[PROBLEM TO SOLVE]
In the data below, locate each line with the word "standard" and list it.

[MATERIAL]
┄┄┄┄┄┄
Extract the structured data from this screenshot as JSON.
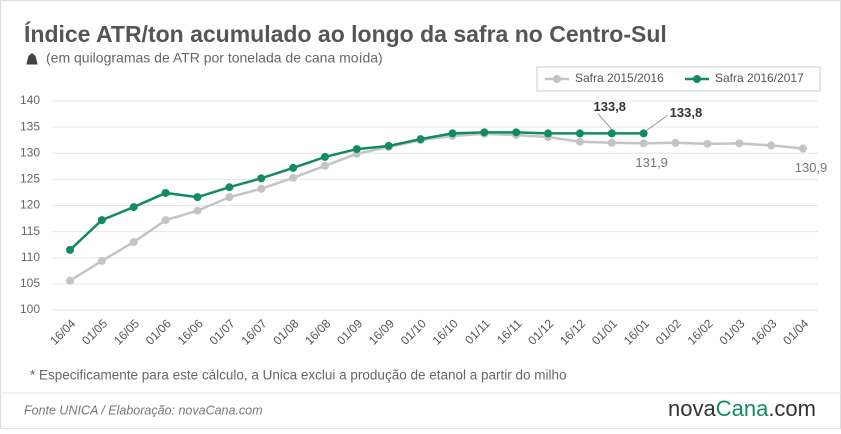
{
  "chart_data": {
    "type": "line",
    "title": "Índice ATR/ton acumulado ao longo da safra no Centro-Sul",
    "subtitle": "(em quilogramas de ATR por tonelada de cana moída)",
    "note": "* Especificamente para este cálculo, a Unica exclui a produção de etanol a partir do milho",
    "source": "Fonte UNICA / Elaboração: novaCana.com",
    "brand": [
      "nova",
      "Cana",
      ".com"
    ],
    "categories": [
      "16/04",
      "01/05",
      "16/05",
      "01/06",
      "16/06",
      "01/07",
      "16/07",
      "01/08",
      "16/08",
      "01/09",
      "16/09",
      "01/10",
      "16/10",
      "01/11",
      "16/11",
      "01/12",
      "16/12",
      "01/01",
      "16/01",
      "01/02",
      "16/02",
      "01/03",
      "16/03",
      "01/04"
    ],
    "series": [
      {
        "name": "Safra 2015/2016",
        "color": "#c4c4c4",
        "values": [
          105.6,
          109.4,
          113.0,
          117.2,
          119.0,
          121.6,
          123.2,
          125.3,
          127.6,
          129.9,
          131.2,
          132.5,
          133.3,
          133.7,
          133.5,
          133.1,
          132.2,
          132.0,
          131.9,
          132.0,
          131.8,
          131.9,
          131.5,
          130.9
        ],
        "value_labels": [
          null,
          null,
          null,
          null,
          null,
          null,
          null,
          null,
          null,
          null,
          null,
          null,
          null,
          null,
          null,
          null,
          null,
          null,
          "131,9",
          null,
          null,
          null,
          null,
          "130,9"
        ]
      },
      {
        "name": "Safra 2016/2017",
        "color": "#128a63",
        "values": [
          111.5,
          117.2,
          119.7,
          122.4,
          121.6,
          123.5,
          125.2,
          127.2,
          129.3,
          130.8,
          131.4,
          132.7,
          133.8,
          134.0,
          134.0,
          133.8,
          133.8,
          133.8,
          133.8,
          null,
          null,
          null,
          null,
          null
        ],
        "value_labels": [
          null,
          null,
          null,
          null,
          null,
          null,
          null,
          null,
          null,
          null,
          null,
          null,
          null,
          null,
          null,
          null,
          null,
          "133,8",
          "133,8",
          null,
          null,
          null,
          null,
          null
        ]
      }
    ],
    "ylim": [
      100,
      140
    ],
    "yticks": [
      100,
      105,
      110,
      115,
      120,
      125,
      130,
      135,
      140
    ],
    "grid": true,
    "legend": "top-right"
  }
}
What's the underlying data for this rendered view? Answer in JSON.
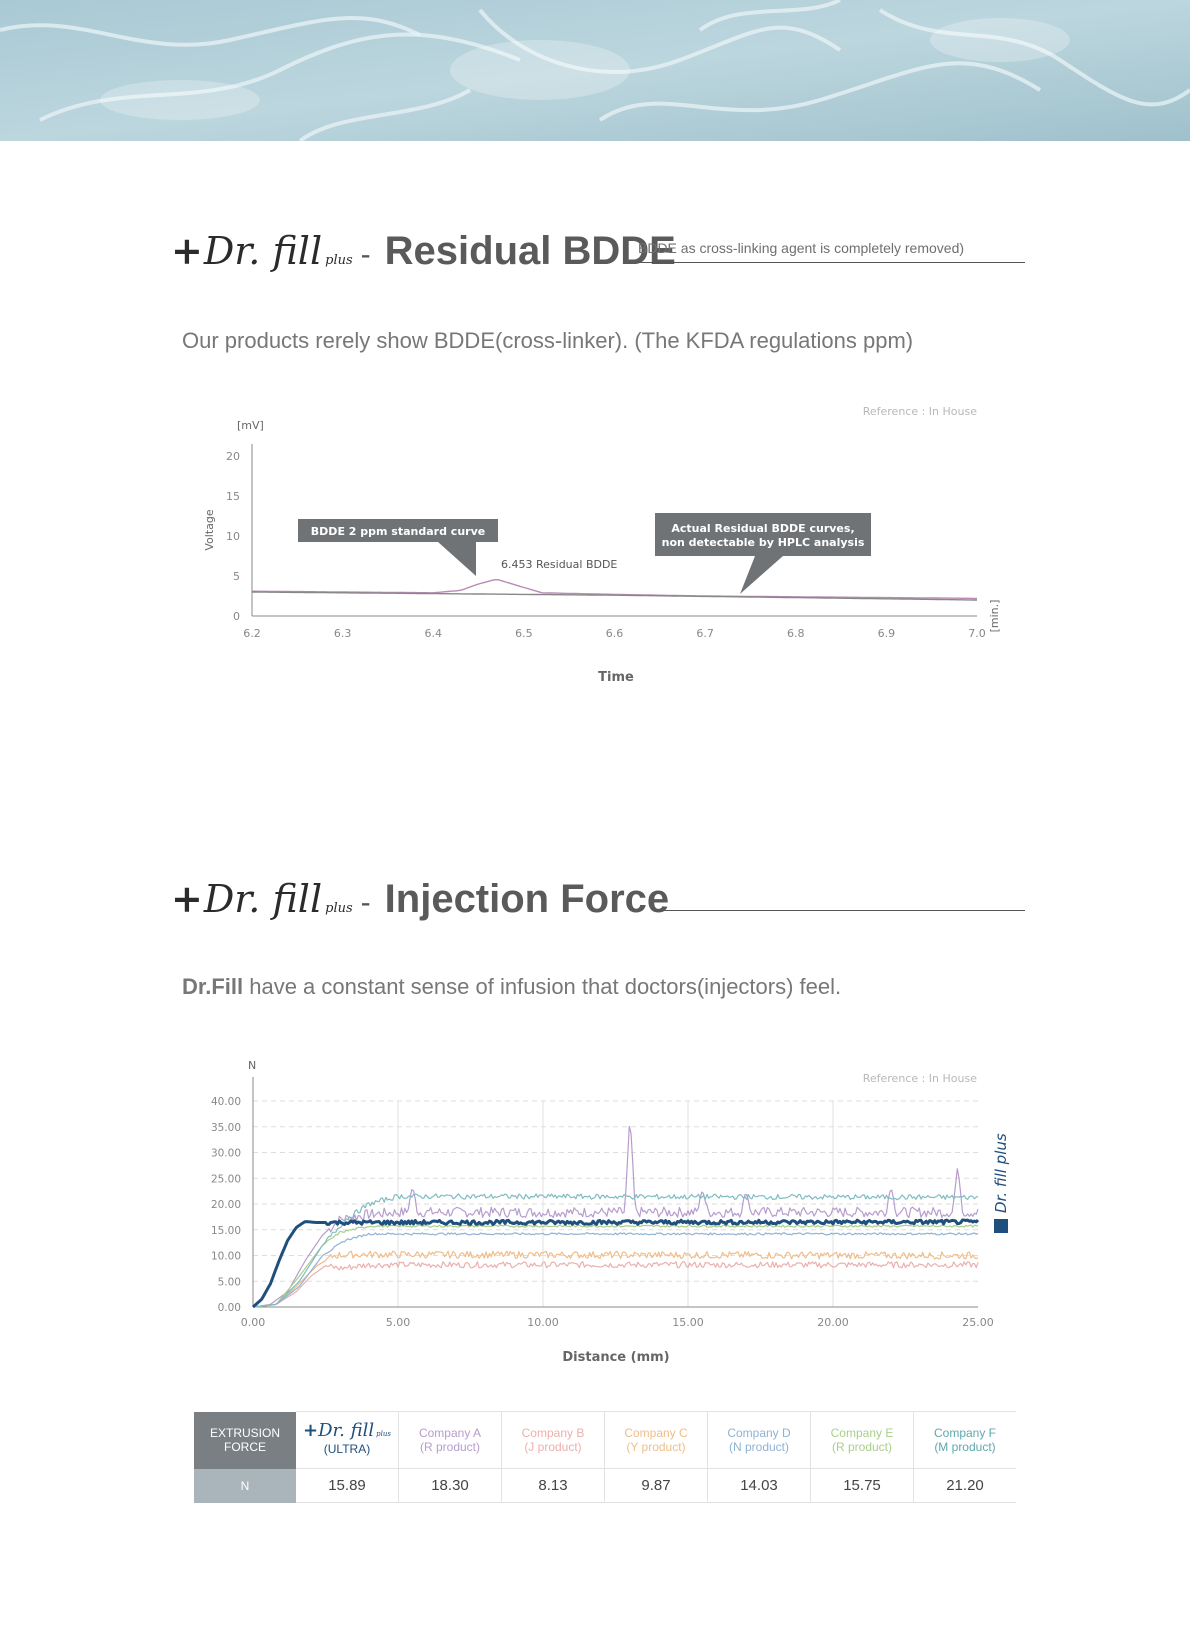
{
  "brand": {
    "plus": "+",
    "name": "Dr. fill",
    "suffix": "plus"
  },
  "residual": {
    "title": "Residual BDDE",
    "note": "BDDE as cross-linking agent is completely removed)",
    "lead": "Our products rerely show BDDE(cross-linker). (The KFDA regulations ppm)"
  },
  "injection": {
    "title": "Injection Force",
    "lead_bold": "Dr.Fill",
    "lead_rest": " have a constant sense of infusion that doctors(injectors) feel."
  },
  "chart_data": [
    {
      "type": "line",
      "reference": "Reference : In House",
      "ylabel": "Voltage",
      "yunit": "[mV]",
      "xlabel": "Time",
      "xunit": "[min.]",
      "xlim": [
        6.2,
        7.0
      ],
      "ylim": [
        0,
        20
      ],
      "xticks": [
        "6.2",
        "6.3",
        "6.4",
        "6.5",
        "6.6",
        "6.7",
        "6.8",
        "6.9",
        "7.0"
      ],
      "yticks": [
        "0",
        "5",
        "10",
        "15",
        "20"
      ],
      "series": [
        {
          "key": "standard",
          "color": "#b98bb5",
          "x": [
            6.2,
            6.3,
            6.4,
            6.43,
            6.45,
            6.47,
            6.49,
            6.52,
            6.6,
            6.7,
            6.8,
            6.9,
            7.0
          ],
          "y": [
            3.1,
            3.0,
            2.9,
            3.2,
            4.0,
            4.6,
            3.9,
            2.9,
            2.7,
            2.5,
            2.4,
            2.3,
            2.2
          ]
        },
        {
          "key": "actual",
          "color": "#888888",
          "x": [
            6.2,
            6.4,
            6.6,
            6.8,
            7.0
          ],
          "y": [
            3.0,
            2.8,
            2.6,
            2.3,
            2.0
          ]
        }
      ],
      "annotations": {
        "standard_callout": "BDDE 2 ppm standard curve",
        "peak_label": "6.453 Residual BDDE",
        "actual_callout_line1": "Actual Residual BDDE curves,",
        "actual_callout_line2": "non detectable by HPLC analysis"
      }
    },
    {
      "type": "line",
      "reference": "Reference : In House",
      "yunit": "N",
      "xlabel": "Distance (mm)",
      "xlim": [
        0,
        25
      ],
      "ylim": [
        0,
        40
      ],
      "xticks": [
        "0.00",
        "5.00",
        "10.00",
        "15.00",
        "20.00",
        "25.00"
      ],
      "yticks": [
        "0.00",
        "5.00",
        "10.00",
        "15.00",
        "20.00",
        "25.00",
        "30.00",
        "35.00",
        "40.00"
      ],
      "legend": "Dr. fill plus",
      "series": [
        {
          "key": "drfill",
          "color": "#1f4f7c",
          "x": [
            0,
            0.3,
            0.6,
            0.9,
            1.2,
            1.5,
            1.8,
            2.2,
            25
          ],
          "y": [
            0,
            1.5,
            4.5,
            9,
            13,
            15.5,
            16.6,
            16.4,
            16.5
          ],
          "noise": 0.4,
          "width": 3
        },
        {
          "key": "a",
          "color": "#b79ccd",
          "x": [
            0,
            0.6,
            1.2,
            1.8,
            2.4,
            3.0,
            4.0,
            5.0,
            25
          ],
          "y": [
            0,
            0.5,
            3,
            9,
            14,
            17,
            18,
            18.4,
            18.4
          ],
          "noise": 1.0,
          "width": 1.2,
          "spikes": [
            [
              5.5,
              23.5
            ],
            [
              13.0,
              37.5
            ],
            [
              15.5,
              23
            ],
            [
              17.0,
              22.5
            ],
            [
              22.0,
              23.5
            ],
            [
              24.3,
              27.5
            ]
          ]
        },
        {
          "key": "b",
          "color": "#ebb0ae",
          "x": [
            0,
            0.8,
            1.5,
            2.0,
            2.5,
            3.0,
            4.0,
            25
          ],
          "y": [
            0,
            0.5,
            3,
            6,
            8,
            7.5,
            8.2,
            8.2
          ],
          "noise": 0.6,
          "width": 1.2
        },
        {
          "key": "c",
          "color": "#efbe8a",
          "x": [
            0,
            0.8,
            1.5,
            2.2,
            2.8,
            3.5,
            25
          ],
          "y": [
            0,
            0.5,
            4,
            8,
            10,
            10.2,
            10.0
          ],
          "noise": 0.7,
          "width": 1.2
        },
        {
          "key": "d",
          "color": "#8fb2d6",
          "x": [
            0,
            0.8,
            1.6,
            2.4,
            3.2,
            4.0,
            25
          ],
          "y": [
            0,
            0.5,
            4,
            10,
            13,
            14.2,
            14.2
          ],
          "noise": 0.2,
          "width": 1.2
        },
        {
          "key": "e",
          "color": "#a9cf8a",
          "x": [
            0,
            0.8,
            1.6,
            2.4,
            3.0,
            4.0,
            25
          ],
          "y": [
            0,
            0.5,
            6,
            12,
            14.5,
            15.7,
            15.7
          ],
          "noise": 0.2,
          "width": 1.2
        },
        {
          "key": "f",
          "color": "#7fbcc2",
          "x": [
            0,
            0.8,
            1.6,
            2.4,
            3.2,
            4.0,
            5.0,
            25
          ],
          "y": [
            0,
            0.5,
            5,
            12,
            17,
            20,
            21.5,
            21.3
          ],
          "noise": 0.5,
          "width": 1.2
        }
      ]
    }
  ],
  "table": {
    "row_header_top_line1": "EXTRUSION",
    "row_header_top_line2": "FORCE",
    "row_header_bottom": "N",
    "columns": [
      {
        "name": "+Dr. fill plus",
        "sub": "(ULTRA)",
        "value": "15.89",
        "color": "#1f4f7c"
      },
      {
        "name": "Company A",
        "sub": "(R product)",
        "value": "18.30",
        "color": "#b79ccd"
      },
      {
        "name": "Company B",
        "sub": "(J product)",
        "value": "8.13",
        "color": "#ebb0ae"
      },
      {
        "name": "Company C",
        "sub": "(Y product)",
        "value": "9.87",
        "color": "#efbe8a"
      },
      {
        "name": "Company D",
        "sub": "(N product)",
        "value": "14.03",
        "color": "#8fb2d6"
      },
      {
        "name": "Company E",
        "sub": "(R product)",
        "value": "15.75",
        "color": "#a9cf8a"
      },
      {
        "name": "Company F",
        "sub": "(M product)",
        "value": "21.20",
        "color": "#5fa7ad"
      }
    ]
  }
}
┄┄┄┄┄┄
[IN RESPONSE]
          "key": "standard",
        "standard_callout": "BDDE 2 ppm standard curve",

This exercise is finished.